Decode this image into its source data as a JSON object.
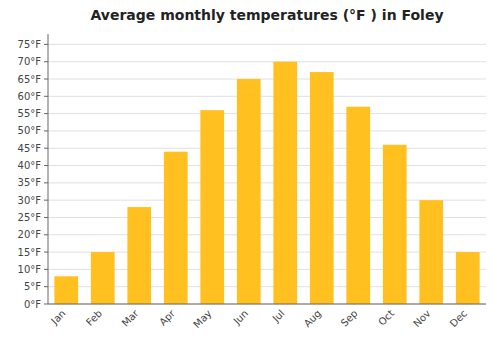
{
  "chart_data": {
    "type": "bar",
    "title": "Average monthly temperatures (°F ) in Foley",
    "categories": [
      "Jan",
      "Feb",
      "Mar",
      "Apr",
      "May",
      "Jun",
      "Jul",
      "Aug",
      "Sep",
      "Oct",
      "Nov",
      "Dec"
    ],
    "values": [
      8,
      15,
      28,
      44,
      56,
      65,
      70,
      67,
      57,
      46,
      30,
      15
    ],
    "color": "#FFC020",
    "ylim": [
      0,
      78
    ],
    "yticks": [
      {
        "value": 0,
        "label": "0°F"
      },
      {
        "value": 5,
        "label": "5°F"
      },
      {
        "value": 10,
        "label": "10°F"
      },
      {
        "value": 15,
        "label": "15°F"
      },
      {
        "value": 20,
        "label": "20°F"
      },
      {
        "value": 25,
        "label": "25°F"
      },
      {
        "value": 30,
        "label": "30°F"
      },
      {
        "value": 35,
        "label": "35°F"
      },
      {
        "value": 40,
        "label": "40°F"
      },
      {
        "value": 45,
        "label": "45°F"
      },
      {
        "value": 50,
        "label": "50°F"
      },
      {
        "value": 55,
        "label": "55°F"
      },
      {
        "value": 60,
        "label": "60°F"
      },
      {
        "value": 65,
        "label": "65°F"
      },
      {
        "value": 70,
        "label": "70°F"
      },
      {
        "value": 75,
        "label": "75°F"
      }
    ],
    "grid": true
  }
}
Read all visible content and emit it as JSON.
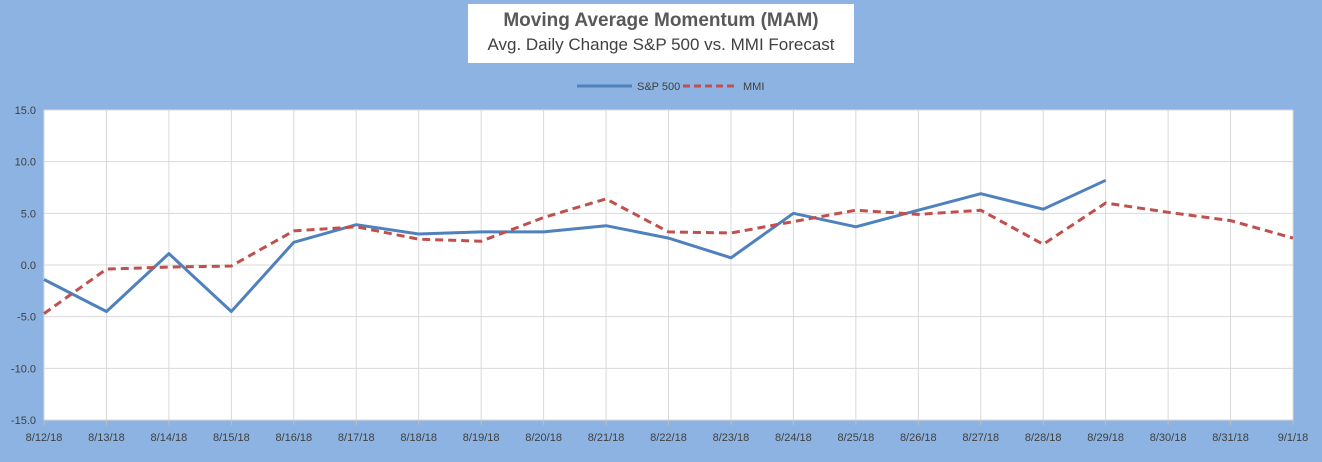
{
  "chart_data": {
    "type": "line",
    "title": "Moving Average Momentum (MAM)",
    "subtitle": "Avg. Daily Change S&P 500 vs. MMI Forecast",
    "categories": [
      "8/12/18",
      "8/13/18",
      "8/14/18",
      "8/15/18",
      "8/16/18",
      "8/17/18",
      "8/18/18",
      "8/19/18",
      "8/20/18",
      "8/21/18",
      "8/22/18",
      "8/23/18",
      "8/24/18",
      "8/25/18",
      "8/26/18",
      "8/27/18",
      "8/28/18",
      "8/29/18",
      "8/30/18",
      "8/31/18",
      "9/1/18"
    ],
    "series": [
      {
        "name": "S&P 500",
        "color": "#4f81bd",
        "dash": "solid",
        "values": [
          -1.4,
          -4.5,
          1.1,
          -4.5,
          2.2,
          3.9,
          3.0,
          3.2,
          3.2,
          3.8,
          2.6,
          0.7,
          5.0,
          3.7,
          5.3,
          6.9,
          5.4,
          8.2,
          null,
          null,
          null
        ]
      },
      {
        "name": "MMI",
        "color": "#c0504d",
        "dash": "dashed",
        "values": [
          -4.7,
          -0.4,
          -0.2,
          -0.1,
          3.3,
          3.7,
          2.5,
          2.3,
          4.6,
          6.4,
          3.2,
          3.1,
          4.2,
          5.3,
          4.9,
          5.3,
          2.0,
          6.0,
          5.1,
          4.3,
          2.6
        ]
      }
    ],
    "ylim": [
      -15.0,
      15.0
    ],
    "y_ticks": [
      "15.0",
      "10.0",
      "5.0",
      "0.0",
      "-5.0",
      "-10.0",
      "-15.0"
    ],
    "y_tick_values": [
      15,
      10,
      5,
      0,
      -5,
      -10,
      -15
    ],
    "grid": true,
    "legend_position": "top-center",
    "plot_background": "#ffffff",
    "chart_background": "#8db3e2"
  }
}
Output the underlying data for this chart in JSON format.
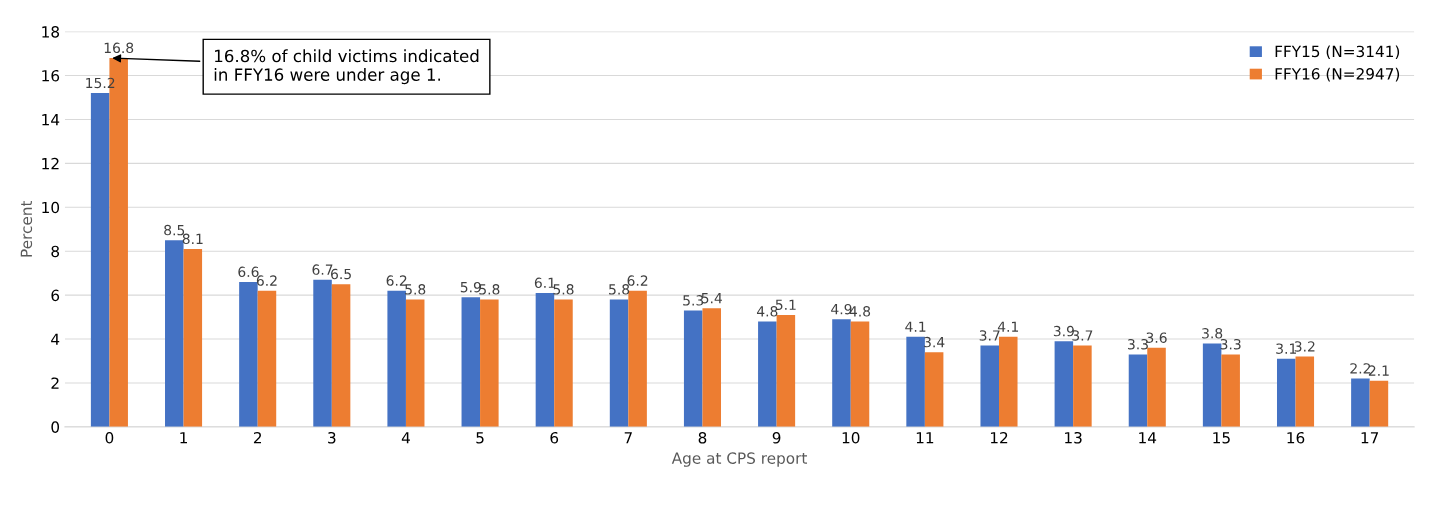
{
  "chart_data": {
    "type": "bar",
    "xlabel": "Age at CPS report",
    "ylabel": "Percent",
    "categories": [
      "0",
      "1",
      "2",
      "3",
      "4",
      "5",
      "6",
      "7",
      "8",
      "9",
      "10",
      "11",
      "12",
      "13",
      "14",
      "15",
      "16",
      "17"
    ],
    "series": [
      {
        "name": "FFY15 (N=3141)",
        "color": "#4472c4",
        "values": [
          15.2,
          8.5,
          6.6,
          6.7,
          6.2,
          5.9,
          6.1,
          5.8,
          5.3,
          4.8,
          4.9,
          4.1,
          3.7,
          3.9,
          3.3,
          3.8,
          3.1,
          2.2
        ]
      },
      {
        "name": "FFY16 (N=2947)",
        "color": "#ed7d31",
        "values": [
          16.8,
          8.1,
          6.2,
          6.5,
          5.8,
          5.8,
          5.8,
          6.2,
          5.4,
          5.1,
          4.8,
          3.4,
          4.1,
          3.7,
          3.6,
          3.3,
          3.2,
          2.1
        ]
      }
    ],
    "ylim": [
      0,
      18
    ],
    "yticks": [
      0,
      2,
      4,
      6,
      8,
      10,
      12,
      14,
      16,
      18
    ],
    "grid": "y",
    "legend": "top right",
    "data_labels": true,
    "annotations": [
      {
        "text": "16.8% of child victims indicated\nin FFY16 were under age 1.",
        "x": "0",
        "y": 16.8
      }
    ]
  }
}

▶ [The task] Copy in full each line that holds the word "Average".

▶ [The answer]
    "title": "Average monthly temperatures (°F ) in Foley",
    "title": "Moving Average Momentum (MAM)",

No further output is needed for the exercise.